#### EXERCISE AIM
Show each line that has the string "fill" in it.
____ THE INPUT
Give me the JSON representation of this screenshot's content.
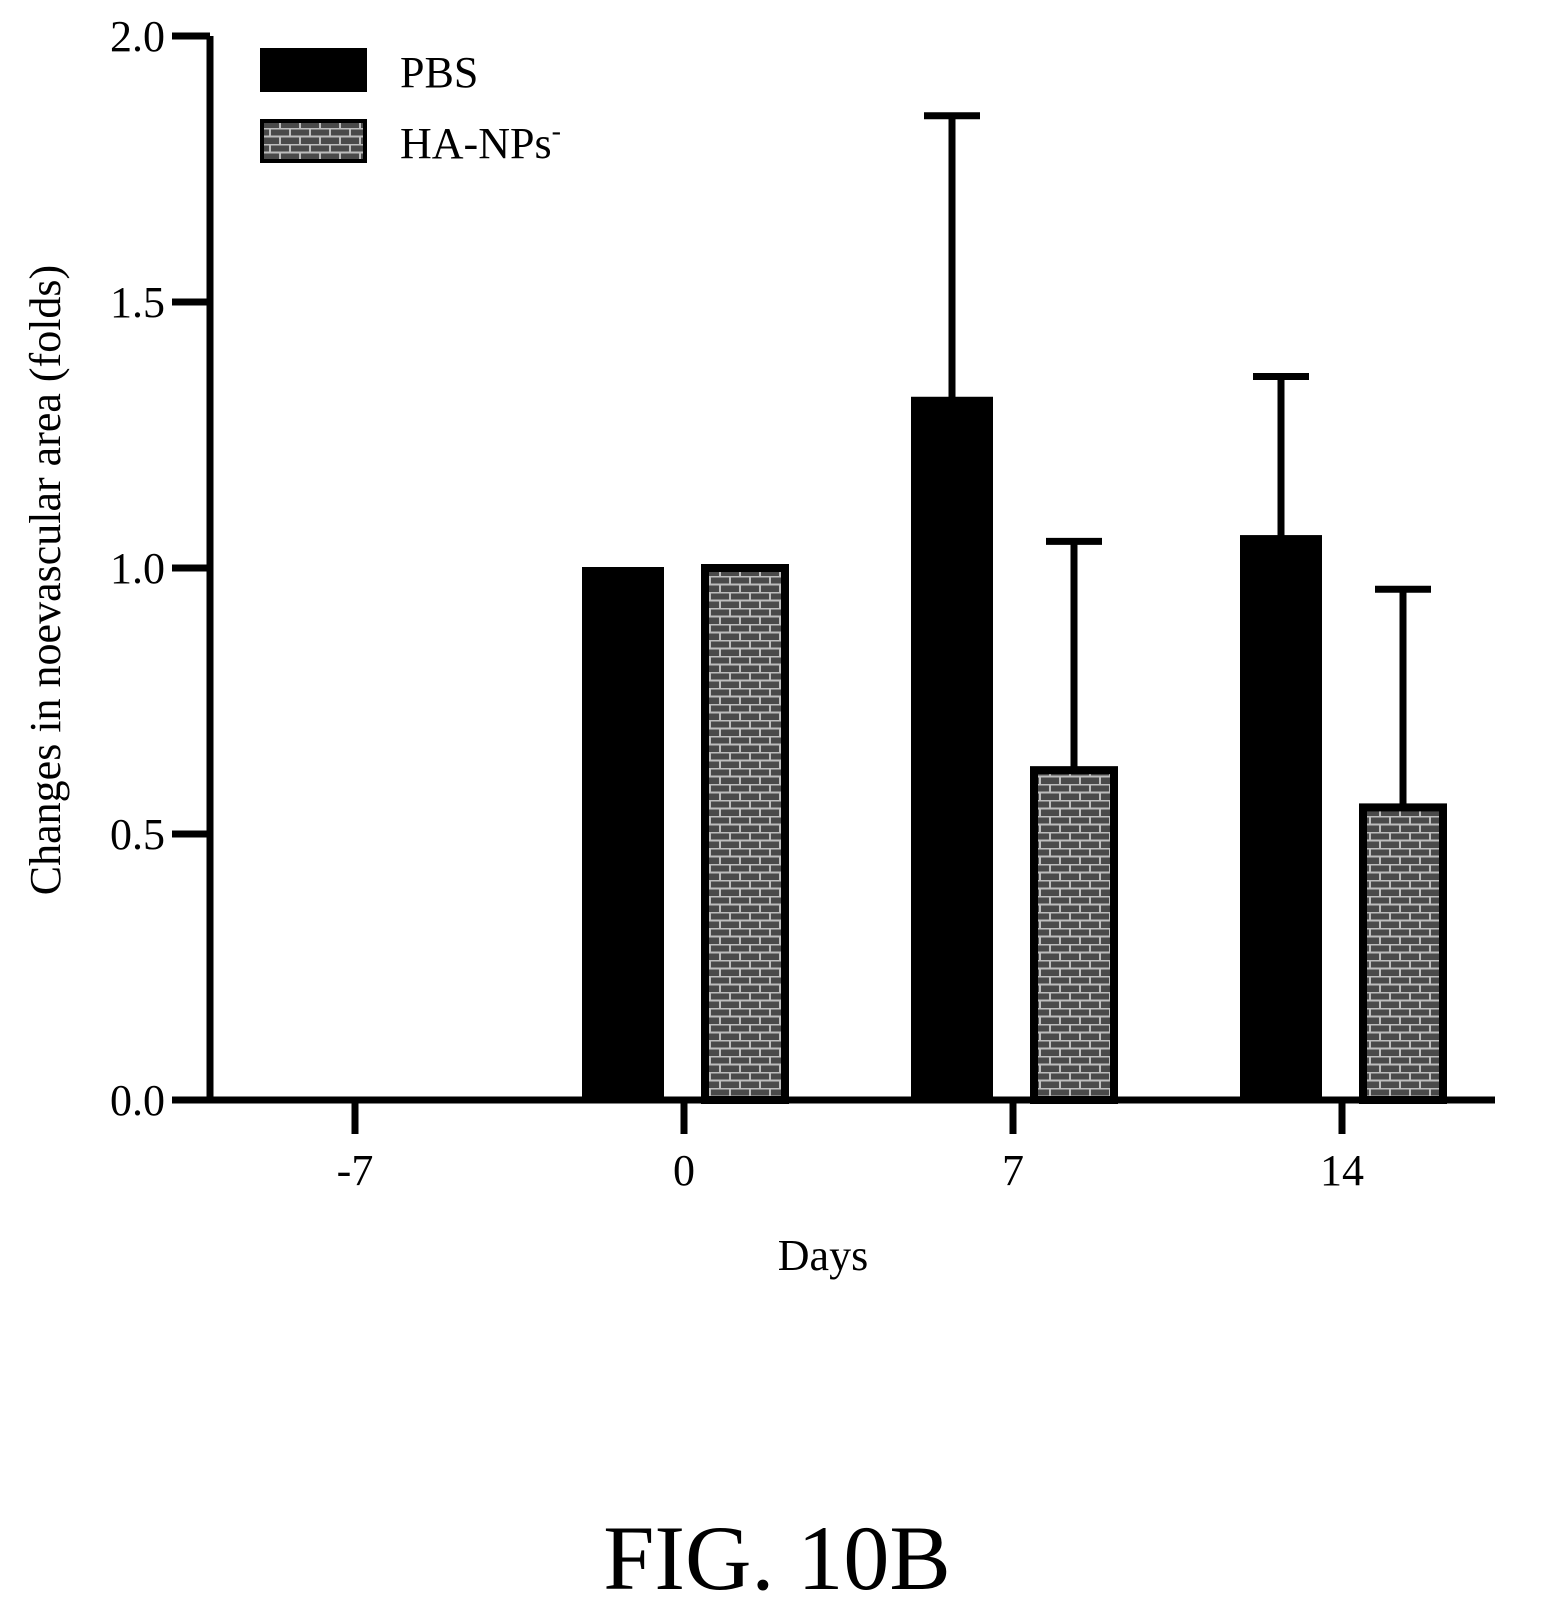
{
  "figure_caption": "FIG. 10B",
  "chart_data": {
    "type": "bar",
    "xlabel": "Days",
    "ylabel": "Changes in noevascular area (folds)",
    "categories": [
      "-7",
      "0",
      "7",
      "14"
    ],
    "ylim": [
      0,
      2.0
    ],
    "yticks": [
      "0.0",
      "0.5",
      "1.0",
      "1.5",
      "2.0"
    ],
    "legend_position": "top-left",
    "grid": false,
    "series": [
      {
        "name": "PBS",
        "legend_sup": "",
        "fill": "solid-black",
        "values": [
          null,
          1.0,
          1.32,
          1.06
        ],
        "error_upper": [
          null,
          0,
          1.85,
          1.36
        ]
      },
      {
        "name": "HA-NPs",
        "legend_sup": "-",
        "fill": "gray-brick-pattern",
        "values": [
          null,
          1.0,
          0.62,
          0.55
        ],
        "error_upper": [
          null,
          0,
          1.05,
          0.96
        ]
      }
    ]
  }
}
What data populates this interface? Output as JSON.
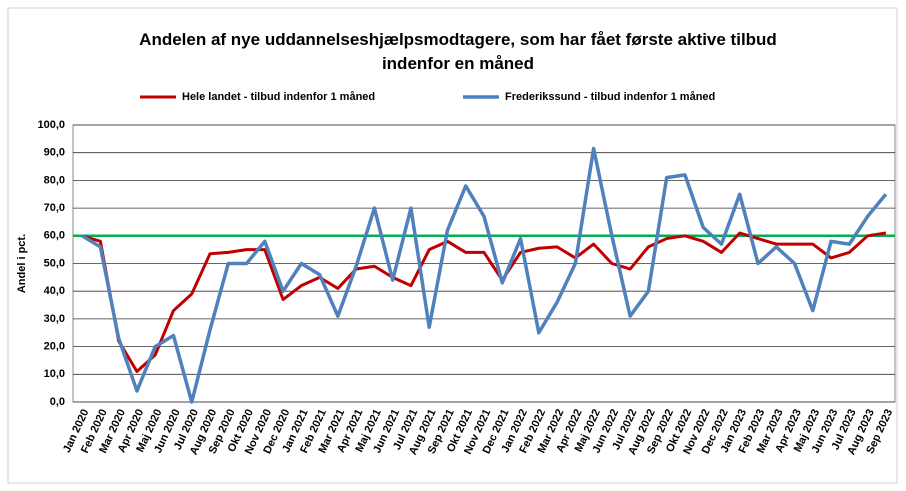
{
  "chart_data": {
    "type": "line",
    "title": "Andelen af nye uddannelseshjælpsmodtagere, som har fået første aktive tilbud indenfor en måned",
    "ylabel": "Andel i pct.",
    "categories": [
      "Jan 2020",
      "Feb 2020",
      "Mar 2020",
      "Apr 2020",
      "Maj 2020",
      "Jun 2020",
      "Jul 2020",
      "Aug 2020",
      "Sep 2020",
      "Okt 2020",
      "Nov 2020",
      "Dec 2020",
      "Jan 2021",
      "Feb 2021",
      "Mar 2021",
      "Apr 2021",
      "Maj 2021",
      "Jun 2021",
      "Jul 2021",
      "Aug 2021",
      "Sep 2021",
      "Okt 2021",
      "Nov 2021",
      "Dec 2021",
      "Jan 2022",
      "Feb 2022",
      "Mar 2022",
      "Apr 2022",
      "Maj 2022",
      "Jun 2022",
      "Jul 2022",
      "Aug 2022",
      "Sep 2022",
      "Okt 2022",
      "Nov 2022",
      "Dec 2022",
      "Jan 2023",
      "Feb 2023",
      "Mar 2023",
      "Apr 2023",
      "Maj 2023",
      "Jun 2023",
      "Jul 2023",
      "Aug 2023",
      "Sep 2023"
    ],
    "series": [
      {
        "name": "Hele landet - tilbud indenfor 1 måned",
        "color": "#c00000",
        "values": [
          60,
          58,
          22,
          11,
          17,
          33,
          39,
          53.5,
          54,
          55,
          55,
          37,
          42,
          45,
          41,
          48,
          49,
          45,
          42,
          55,
          58,
          54,
          54,
          44,
          54,
          55.5,
          56,
          52,
          57,
          50,
          48,
          56,
          59,
          60,
          58,
          54,
          61,
          59,
          57,
          57,
          57,
          52,
          54,
          60,
          61
        ]
      },
      {
        "name": "Frederikssund - tilbud indenfor 1 måned",
        "color": "#4f81bd",
        "values": [
          60,
          56,
          23,
          4,
          20,
          24,
          0,
          26,
          50,
          50,
          58,
          40,
          50,
          46,
          31,
          49,
          70,
          44,
          70,
          27,
          62,
          78,
          67,
          43,
          59,
          25,
          36,
          50,
          91.5,
          60,
          31,
          40,
          81,
          82,
          63,
          57,
          75,
          50,
          56,
          50,
          33,
          58,
          57,
          67,
          75
        ]
      }
    ],
    "reference_line": {
      "value": 60,
      "color": "#00b050"
    },
    "ylim": [
      0,
      100
    ],
    "yticks": [
      {
        "value": 0,
        "label": "0,0"
      },
      {
        "value": 10,
        "label": "10,0"
      },
      {
        "value": 20,
        "label": "20,0"
      },
      {
        "value": 30,
        "label": "30,0"
      },
      {
        "value": 40,
        "label": "40,0"
      },
      {
        "value": 50,
        "label": "50,0"
      },
      {
        "value": 60,
        "label": "60,0"
      },
      {
        "value": 70,
        "label": "70,0"
      },
      {
        "value": 80,
        "label": "80,0"
      },
      {
        "value": 90,
        "label": "90,0"
      },
      {
        "value": 100,
        "label": "100,0"
      }
    ],
    "grid": true,
    "legend": "top"
  }
}
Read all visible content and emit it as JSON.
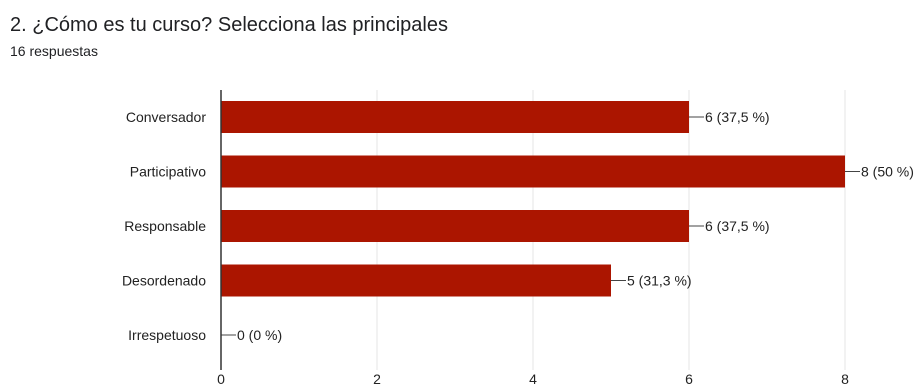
{
  "question": {
    "title": "2. ¿Cómo es tu curso?  Selecciona las principales",
    "response_count": "16 respuestas"
  },
  "colors": {
    "bar": "#ab1500",
    "grid": "#e6e6e6",
    "axis": "#333333",
    "text": "#222222"
  },
  "chart_data": {
    "type": "bar",
    "orientation": "horizontal",
    "categories": [
      "Conversador",
      "Participativo",
      "Responsable",
      "Desordenado",
      "Irrespetuoso"
    ],
    "values": [
      6,
      8,
      6,
      5,
      0
    ],
    "data_labels": [
      "6 (37,5 %)",
      "8 (50 %)",
      "6 (37,5 %)",
      "5 (31,3 %)",
      "0 (0 %)"
    ],
    "xlim": [
      0,
      8
    ],
    "x_ticks": [
      0,
      2,
      4,
      6,
      8
    ],
    "grid": true,
    "legend": "none"
  }
}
________
#### ANSWER FOR THE TASK
        "fill": "solid-black",
        "fill": "gray-brick-pattern",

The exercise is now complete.